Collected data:
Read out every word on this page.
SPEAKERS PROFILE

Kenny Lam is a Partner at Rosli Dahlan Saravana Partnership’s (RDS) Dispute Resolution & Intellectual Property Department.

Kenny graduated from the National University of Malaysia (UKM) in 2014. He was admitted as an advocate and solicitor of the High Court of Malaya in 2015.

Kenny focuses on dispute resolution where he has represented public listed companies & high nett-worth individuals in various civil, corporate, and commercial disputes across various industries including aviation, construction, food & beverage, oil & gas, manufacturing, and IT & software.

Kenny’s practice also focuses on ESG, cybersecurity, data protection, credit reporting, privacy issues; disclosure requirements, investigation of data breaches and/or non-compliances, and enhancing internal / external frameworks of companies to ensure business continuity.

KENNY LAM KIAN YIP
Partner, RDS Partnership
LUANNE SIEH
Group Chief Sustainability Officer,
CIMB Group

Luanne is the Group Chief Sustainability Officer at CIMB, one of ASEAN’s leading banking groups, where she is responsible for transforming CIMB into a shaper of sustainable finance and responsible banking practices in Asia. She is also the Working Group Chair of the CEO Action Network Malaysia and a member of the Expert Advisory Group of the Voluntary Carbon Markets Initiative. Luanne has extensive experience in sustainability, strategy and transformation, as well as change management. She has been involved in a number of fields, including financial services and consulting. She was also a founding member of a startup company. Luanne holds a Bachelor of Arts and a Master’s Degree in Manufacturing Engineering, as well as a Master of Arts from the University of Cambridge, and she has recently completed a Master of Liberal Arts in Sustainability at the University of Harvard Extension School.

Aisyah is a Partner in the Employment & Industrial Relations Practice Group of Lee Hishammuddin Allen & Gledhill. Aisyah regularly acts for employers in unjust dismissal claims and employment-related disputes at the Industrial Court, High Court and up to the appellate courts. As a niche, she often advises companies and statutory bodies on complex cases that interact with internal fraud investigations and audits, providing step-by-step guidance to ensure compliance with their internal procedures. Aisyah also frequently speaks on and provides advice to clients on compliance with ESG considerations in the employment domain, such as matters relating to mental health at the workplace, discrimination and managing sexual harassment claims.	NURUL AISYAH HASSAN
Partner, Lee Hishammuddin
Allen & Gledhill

◆ **Stated exercise**:
Every entry should be printed again exactly as it stands.

◆ **Written reply**:
Read out every word on this page.
SPEAKERS PROFILE

Kenny Lam is a Partner at Rosli Dahlan Saravana Partnership’s (RDS) Dispute Resolution & Intellectual Property Department.

Kenny graduated from the National University of Malaysia (UKM) in 2014. He was admitted as an advocate and solicitor of the High Court of Malaya in 2015.

Kenny focuses on dispute resolution where he has represented public listed companies & high nett-worth individuals in various civil, corporate, and commercial disputes across various industries including aviation, construction, food & beverage, oil & gas, manufacturing, and IT & software.

Kenny’s practice also focuses on ESG, cybersecurity, data protection, credit reporting, privacy issues; disclosure requirements, investigation of data breaches and/or non-compliances, and enhancing internal / external frameworks of companies to ensure business continuity.

KENNY LAM KIAN YIP
Partner, RDS Partnership
LUANNE SIEH
Group Chief Sustainability Officer,
CIMB Group

Luanne is the Group Chief Sustainability Officer at CIMB, one of ASEAN’s leading banking groups, where she is responsible for transforming CIMB into a shaper of sustainable finance and responsible banking practices in Asia. She is also the Working Group Chair of the CEO Action Network Malaysia and a member of the Expert Advisory Group of the Voluntary Carbon Markets Initiative. Luanne has extensive experience in sustainability, strategy and transformation, as well as change management. She has been involved in a number of fields, including financial services and consulting. She was also a founding member of a startup company. Luanne holds a Bachelor of Arts and a Master’s Degree in Manufacturing Engineering, as well as a Master of Arts from the University of Cambridge, and she has recently completed a Master of Liberal Arts in Sustainability at the University of Harvard Extension School.

Aisyah is a Partner in the Employment & Industrial Relations Practice Group of Lee Hishammuddin Allen & Gledhill. Aisyah regularly acts for employers in unjust dismissal claims and employment-related disputes at the Industrial Court, High Court and up to the appellate courts. As a niche, she often advises companies and statutory bodies on complex cases that interact with internal fraud investigations and audits, providing step-by-step guidance to ensure compliance with their internal procedures. Aisyah also frequently speaks on and provides advice to clients on compliance with ESG considerations in the employment domain, such as matters relating to mental health at the workplace, discrimination and managing sexual harassment claims.	NURUL AISYAH HASSAN
Partner, Lee Hishammuddin
Allen & Gledhill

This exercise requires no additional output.